*Task to carry out*
Examine each line of the data. Copy those that contain the string "Mechanics".

*Input data*
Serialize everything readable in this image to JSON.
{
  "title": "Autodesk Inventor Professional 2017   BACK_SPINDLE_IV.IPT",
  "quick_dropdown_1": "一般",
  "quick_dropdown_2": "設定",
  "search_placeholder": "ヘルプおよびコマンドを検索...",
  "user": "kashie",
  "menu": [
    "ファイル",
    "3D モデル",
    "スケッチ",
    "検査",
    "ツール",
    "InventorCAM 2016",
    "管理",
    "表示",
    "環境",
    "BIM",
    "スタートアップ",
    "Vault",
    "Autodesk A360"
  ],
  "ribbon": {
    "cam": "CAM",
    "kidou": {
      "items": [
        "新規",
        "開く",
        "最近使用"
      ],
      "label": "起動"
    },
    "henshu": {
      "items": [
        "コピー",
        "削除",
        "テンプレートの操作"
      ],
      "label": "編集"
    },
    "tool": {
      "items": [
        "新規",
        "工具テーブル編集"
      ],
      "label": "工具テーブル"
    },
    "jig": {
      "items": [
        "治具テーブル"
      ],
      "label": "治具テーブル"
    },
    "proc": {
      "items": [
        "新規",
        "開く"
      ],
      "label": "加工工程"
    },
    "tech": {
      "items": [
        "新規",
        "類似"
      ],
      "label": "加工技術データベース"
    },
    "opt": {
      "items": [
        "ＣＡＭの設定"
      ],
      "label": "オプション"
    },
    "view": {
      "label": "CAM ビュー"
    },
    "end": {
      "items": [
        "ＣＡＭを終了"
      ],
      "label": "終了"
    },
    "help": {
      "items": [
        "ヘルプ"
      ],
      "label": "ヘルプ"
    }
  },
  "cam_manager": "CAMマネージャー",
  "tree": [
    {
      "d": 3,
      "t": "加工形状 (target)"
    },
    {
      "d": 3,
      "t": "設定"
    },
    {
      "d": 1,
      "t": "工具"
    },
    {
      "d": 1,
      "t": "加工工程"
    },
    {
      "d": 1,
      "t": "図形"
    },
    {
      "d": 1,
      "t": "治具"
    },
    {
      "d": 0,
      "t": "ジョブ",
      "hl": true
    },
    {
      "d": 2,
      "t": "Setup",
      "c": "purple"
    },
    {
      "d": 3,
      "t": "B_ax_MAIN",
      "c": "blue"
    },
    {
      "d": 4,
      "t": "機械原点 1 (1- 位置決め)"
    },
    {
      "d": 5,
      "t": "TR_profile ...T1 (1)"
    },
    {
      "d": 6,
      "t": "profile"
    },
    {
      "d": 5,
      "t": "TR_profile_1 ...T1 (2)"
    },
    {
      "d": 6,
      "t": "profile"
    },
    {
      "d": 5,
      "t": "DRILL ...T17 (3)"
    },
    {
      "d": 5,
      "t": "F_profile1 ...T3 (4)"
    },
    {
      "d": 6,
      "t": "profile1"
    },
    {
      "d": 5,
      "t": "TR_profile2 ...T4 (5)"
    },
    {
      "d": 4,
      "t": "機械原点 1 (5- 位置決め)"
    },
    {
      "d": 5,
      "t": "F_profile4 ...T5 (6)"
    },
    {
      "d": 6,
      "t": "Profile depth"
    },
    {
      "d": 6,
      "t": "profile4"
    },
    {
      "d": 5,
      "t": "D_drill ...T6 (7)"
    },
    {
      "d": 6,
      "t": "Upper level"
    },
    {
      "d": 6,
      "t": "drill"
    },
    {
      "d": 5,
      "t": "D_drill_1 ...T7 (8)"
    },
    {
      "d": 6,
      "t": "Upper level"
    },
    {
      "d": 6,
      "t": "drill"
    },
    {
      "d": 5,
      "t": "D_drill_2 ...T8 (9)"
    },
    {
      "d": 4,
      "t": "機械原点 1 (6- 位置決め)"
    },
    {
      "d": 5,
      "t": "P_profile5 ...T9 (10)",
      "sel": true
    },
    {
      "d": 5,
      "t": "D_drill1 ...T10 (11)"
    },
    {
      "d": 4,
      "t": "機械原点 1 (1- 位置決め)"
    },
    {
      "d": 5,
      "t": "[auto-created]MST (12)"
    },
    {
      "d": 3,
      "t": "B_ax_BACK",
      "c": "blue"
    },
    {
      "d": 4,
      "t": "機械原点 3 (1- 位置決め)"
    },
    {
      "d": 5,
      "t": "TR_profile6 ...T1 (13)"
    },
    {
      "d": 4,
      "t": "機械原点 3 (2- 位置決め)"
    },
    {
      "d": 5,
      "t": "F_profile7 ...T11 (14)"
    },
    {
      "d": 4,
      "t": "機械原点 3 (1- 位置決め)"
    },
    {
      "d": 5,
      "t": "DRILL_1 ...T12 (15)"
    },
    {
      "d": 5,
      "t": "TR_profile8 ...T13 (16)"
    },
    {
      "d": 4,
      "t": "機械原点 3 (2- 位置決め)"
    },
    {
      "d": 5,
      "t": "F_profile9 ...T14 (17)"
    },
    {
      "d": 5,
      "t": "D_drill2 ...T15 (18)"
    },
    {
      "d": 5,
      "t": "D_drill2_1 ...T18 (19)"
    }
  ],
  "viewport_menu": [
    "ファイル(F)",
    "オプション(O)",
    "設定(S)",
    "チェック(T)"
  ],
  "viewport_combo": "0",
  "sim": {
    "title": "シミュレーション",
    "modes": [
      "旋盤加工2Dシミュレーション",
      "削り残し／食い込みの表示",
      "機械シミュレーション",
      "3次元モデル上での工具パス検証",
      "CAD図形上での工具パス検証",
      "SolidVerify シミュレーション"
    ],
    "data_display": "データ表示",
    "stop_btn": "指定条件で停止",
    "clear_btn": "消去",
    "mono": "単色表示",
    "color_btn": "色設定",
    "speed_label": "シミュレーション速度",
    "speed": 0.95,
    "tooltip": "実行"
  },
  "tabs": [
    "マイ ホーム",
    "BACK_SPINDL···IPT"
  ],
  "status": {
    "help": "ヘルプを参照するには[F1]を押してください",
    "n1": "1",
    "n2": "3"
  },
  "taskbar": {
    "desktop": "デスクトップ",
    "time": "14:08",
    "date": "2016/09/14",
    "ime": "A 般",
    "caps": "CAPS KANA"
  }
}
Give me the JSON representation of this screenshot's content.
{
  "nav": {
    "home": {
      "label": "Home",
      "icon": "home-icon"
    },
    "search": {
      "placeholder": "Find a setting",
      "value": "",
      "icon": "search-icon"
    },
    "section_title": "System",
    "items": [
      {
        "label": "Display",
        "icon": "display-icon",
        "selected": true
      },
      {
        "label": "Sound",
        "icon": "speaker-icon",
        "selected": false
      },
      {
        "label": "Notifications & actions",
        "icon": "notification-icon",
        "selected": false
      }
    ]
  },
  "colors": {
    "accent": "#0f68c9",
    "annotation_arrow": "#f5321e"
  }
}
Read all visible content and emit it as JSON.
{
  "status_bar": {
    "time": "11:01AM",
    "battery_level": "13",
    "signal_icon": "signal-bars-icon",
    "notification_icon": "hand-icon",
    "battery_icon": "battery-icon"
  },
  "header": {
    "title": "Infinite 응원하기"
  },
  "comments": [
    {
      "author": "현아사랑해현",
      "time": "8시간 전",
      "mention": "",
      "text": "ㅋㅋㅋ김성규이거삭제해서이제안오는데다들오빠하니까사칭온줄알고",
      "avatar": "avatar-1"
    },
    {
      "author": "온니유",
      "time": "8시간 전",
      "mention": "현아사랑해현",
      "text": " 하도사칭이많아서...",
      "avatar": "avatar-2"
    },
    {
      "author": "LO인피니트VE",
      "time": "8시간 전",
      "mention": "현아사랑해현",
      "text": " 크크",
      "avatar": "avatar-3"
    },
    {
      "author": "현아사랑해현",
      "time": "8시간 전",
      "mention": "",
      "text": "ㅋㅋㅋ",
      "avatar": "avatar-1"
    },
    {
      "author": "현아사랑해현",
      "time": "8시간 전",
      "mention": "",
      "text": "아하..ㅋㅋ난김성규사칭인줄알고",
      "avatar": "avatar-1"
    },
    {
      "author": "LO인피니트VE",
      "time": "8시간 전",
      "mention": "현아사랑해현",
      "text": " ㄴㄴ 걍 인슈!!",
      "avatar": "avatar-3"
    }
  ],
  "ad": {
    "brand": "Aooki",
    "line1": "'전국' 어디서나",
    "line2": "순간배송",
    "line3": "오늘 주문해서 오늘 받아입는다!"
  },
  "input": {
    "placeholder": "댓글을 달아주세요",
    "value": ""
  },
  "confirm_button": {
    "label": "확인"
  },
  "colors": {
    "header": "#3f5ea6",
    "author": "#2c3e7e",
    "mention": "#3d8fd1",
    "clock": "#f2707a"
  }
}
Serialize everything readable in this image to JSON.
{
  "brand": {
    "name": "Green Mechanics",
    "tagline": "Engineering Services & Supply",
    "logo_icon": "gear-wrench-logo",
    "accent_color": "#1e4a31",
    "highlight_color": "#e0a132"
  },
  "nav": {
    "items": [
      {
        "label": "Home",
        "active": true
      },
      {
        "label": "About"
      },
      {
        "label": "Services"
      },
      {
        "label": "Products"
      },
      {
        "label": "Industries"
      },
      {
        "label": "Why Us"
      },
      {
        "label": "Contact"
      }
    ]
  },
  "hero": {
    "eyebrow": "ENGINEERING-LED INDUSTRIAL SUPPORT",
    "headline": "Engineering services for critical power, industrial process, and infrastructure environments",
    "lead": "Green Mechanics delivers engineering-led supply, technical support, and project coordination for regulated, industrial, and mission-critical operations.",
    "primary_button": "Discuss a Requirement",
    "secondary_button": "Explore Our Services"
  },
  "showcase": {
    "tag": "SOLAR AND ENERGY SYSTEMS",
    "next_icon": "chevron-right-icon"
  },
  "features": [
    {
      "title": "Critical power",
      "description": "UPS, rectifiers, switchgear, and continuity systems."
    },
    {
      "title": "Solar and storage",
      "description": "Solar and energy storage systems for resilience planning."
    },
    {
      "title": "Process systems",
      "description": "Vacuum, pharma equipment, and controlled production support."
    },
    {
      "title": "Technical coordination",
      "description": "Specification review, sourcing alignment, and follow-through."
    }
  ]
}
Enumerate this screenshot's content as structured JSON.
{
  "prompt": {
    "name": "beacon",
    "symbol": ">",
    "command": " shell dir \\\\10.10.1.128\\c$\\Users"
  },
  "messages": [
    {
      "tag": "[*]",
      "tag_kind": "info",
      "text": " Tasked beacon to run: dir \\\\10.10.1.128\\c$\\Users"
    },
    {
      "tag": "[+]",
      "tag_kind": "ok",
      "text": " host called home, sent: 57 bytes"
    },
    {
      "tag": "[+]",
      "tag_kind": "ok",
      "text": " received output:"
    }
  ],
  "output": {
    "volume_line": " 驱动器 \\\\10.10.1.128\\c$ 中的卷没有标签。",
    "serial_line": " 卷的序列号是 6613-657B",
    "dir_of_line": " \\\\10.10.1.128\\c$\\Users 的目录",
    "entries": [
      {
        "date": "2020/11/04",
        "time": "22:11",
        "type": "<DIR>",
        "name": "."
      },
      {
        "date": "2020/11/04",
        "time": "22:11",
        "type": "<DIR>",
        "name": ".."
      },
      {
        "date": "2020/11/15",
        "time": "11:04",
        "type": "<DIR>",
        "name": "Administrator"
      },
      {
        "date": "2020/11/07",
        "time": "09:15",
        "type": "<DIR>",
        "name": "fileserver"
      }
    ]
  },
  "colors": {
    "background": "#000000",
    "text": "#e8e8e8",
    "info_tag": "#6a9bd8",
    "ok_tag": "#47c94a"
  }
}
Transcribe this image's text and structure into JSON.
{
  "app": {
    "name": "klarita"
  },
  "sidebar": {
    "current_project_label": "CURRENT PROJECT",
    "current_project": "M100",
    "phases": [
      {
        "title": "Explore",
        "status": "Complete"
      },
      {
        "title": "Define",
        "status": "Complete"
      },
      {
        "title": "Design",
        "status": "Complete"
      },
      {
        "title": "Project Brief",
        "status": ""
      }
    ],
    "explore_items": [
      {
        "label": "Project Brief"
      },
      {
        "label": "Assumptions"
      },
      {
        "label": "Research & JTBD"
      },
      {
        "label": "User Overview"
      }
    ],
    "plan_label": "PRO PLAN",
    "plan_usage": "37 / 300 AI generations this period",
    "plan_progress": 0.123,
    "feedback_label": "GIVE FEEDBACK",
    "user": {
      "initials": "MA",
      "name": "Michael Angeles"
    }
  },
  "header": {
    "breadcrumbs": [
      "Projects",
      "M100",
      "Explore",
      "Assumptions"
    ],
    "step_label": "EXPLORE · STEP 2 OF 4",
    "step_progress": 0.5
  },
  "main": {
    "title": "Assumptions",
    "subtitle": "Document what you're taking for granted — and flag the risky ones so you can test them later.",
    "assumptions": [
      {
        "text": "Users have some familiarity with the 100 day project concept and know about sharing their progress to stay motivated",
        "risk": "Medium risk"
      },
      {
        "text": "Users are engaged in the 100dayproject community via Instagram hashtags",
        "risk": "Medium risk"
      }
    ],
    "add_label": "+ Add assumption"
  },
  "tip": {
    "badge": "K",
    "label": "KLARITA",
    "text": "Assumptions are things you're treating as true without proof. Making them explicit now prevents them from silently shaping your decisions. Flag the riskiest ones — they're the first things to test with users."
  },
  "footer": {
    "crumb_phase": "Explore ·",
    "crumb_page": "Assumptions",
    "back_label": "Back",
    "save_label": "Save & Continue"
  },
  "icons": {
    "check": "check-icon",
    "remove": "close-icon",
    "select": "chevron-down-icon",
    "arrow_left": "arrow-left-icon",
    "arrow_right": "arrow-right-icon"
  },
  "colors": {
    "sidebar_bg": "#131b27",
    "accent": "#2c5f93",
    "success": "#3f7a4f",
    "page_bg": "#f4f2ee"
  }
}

*Written answer*
    "name": "Green Mechanics",
    "lead": "Green Mechanics delivers engineering-led supply, technical support, and project coordination for regulated, industrial, and mission-critical operations.",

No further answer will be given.